▶ **Exercise requirements**
Reproduce the full listing that appears beneath this instruction exactly.

(Saved entries)
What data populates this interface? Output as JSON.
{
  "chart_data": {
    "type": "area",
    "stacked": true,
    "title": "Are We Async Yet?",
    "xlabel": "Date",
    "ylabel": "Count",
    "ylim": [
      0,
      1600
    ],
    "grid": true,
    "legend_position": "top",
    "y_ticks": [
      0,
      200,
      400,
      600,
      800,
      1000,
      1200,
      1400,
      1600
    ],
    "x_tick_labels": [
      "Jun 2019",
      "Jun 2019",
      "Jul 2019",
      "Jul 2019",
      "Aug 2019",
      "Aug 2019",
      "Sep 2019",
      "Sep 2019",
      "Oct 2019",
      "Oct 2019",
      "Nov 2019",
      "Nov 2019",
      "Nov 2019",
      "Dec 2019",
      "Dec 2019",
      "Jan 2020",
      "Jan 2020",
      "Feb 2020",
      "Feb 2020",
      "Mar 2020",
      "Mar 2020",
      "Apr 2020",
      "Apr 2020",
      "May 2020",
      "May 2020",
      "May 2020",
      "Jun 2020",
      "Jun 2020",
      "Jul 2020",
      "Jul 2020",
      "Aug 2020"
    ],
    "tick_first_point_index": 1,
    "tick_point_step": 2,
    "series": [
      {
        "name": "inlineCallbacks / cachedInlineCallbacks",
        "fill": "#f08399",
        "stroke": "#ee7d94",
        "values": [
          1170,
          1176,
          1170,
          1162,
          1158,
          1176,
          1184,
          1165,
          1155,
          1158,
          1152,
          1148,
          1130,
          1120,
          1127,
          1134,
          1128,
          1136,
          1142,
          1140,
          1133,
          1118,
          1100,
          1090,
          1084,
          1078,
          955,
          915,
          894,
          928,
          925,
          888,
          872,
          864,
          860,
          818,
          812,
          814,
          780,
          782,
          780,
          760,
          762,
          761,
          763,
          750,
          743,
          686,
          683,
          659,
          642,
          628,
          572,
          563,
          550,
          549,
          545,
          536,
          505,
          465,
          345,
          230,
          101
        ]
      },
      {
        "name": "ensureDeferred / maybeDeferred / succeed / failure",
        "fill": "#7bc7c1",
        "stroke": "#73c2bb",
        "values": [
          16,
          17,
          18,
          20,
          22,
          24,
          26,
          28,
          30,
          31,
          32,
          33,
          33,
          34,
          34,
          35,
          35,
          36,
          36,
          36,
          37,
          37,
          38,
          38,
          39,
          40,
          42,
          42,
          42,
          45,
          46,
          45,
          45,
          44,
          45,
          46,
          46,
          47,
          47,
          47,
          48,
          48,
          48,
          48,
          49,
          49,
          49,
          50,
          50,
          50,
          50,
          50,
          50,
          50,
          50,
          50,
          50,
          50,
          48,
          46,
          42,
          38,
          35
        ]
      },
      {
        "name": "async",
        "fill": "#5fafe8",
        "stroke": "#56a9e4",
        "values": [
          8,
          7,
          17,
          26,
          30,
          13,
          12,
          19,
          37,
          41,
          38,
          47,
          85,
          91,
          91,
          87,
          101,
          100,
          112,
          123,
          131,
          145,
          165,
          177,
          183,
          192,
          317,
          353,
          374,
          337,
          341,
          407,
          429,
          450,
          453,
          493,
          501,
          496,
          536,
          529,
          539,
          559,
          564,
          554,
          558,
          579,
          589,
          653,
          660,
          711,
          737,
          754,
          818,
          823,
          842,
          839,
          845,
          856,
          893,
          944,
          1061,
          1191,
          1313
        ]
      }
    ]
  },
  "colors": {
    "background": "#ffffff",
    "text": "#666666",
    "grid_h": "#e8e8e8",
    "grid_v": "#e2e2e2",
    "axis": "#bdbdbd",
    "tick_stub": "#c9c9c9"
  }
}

▶ **Task response**
What data populates this interface? Output as JSON.
{
  "chart_data": {
    "type": "area",
    "stacked": true,
    "title": "Are We Async Yet?",
    "xlabel": "Date",
    "ylabel": "Count",
    "ylim": [
      0,
      1600
    ],
    "grid": true,
    "legend_position": "top",
    "y_ticks": [
      0,
      200,
      400,
      600,
      800,
      1000,
      1200,
      1400,
      1600
    ],
    "x_tick_labels": [
      "Jun 2019",
      "Jun 2019",
      "Jul 2019",
      "Jul 2019",
      "Aug 2019",
      "Aug 2019",
      "Sep 2019",
      "Sep 2019",
      "Oct 2019",
      "Oct 2019",
      "Nov 2019",
      "Nov 2019",
      "Nov 2019",
      "Dec 2019",
      "Dec 2019",
      "Jan 2020",
      "Jan 2020",
      "Feb 2020",
      "Feb 2020",
      "Mar 2020",
      "Mar 2020",
      "Apr 2020",
      "Apr 2020",
      "May 2020",
      "May 2020",
      "May 2020",
      "Jun 2020",
      "Jun 2020",
      "Jul 2020",
      "Jul 2020",
      "Aug 2020"
    ],
    "tick_first_point_index": 1,
    "tick_point_step": 2,
    "series": [
      {
        "name": "inlineCallbacks / cachedInlineCallbacks",
        "fill": "#f08399",
        "stroke": "#ee7d94",
        "values": [
          1170,
          1176,
          1170,
          1162,
          1158,
          1176,
          1184,
          1165,
          1155,
          1158,
          1152,
          1148,
          1130,
          1120,
          1127,
          1134,
          1128,
          1136,
          1142,
          1140,
          1133,
          1118,
          1100,
          1090,
          1084,
          1078,
          955,
          915,
          894,
          928,
          925,
          888,
          872,
          864,
          860,
          818,
          812,
          814,
          780,
          782,
          780,
          760,
          762,
          761,
          763,
          750,
          743,
          686,
          683,
          659,
          642,
          628,
          572,
          563,
          550,
          549,
          545,
          536,
          505,
          465,
          345,
          230,
          101
        ]
      },
      {
        "name": "ensureDeferred / maybeDeferred / succeed / failure",
        "fill": "#7bc7c1",
        "stroke": "#73c2bb",
        "values": [
          16,
          17,
          18,
          20,
          22,
          24,
          26,
          28,
          30,
          31,
          32,
          33,
          33,
          34,
          34,
          35,
          35,
          36,
          36,
          36,
          37,
          37,
          38,
          38,
          39,
          40,
          42,
          42,
          42,
          45,
          46,
          45,
          45,
          44,
          45,
          46,
          46,
          47,
          47,
          47,
          48,
          48,
          48,
          48,
          49,
          49,
          49,
          50,
          50,
          50,
          50,
          50,
          50,
          50,
          50,
          50,
          50,
          50,
          48,
          46,
          42,
          38,
          35
        ]
      },
      {
        "name": "async",
        "fill": "#5fafe8",
        "stroke": "#56a9e4",
        "values": [
          8,
          7,
          17,
          26,
          30,
          13,
          12,
          19,
          37,
          41,
          38,
          47,
          85,
          91,
          91,
          87,
          101,
          100,
          112,
          123,
          131,
          145,
          165,
          177,
          183,
          192,
          317,
          353,
          374,
          337,
          341,
          407,
          429,
          450,
          453,
          493,
          501,
          496,
          536,
          529,
          539,
          559,
          564,
          554,
          558,
          579,
          589,
          653,
          660,
          711,
          737,
          754,
          818,
          823,
          842,
          839,
          845,
          856,
          893,
          944,
          1061,
          1191,
          1313
        ]
      }
    ]
  },
  "colors": {
    "background": "#ffffff",
    "text": "#666666",
    "grid_h": "#e8e8e8",
    "grid_v": "#e2e2e2",
    "axis": "#bdbdbd",
    "tick_stub": "#c9c9c9"
  }
}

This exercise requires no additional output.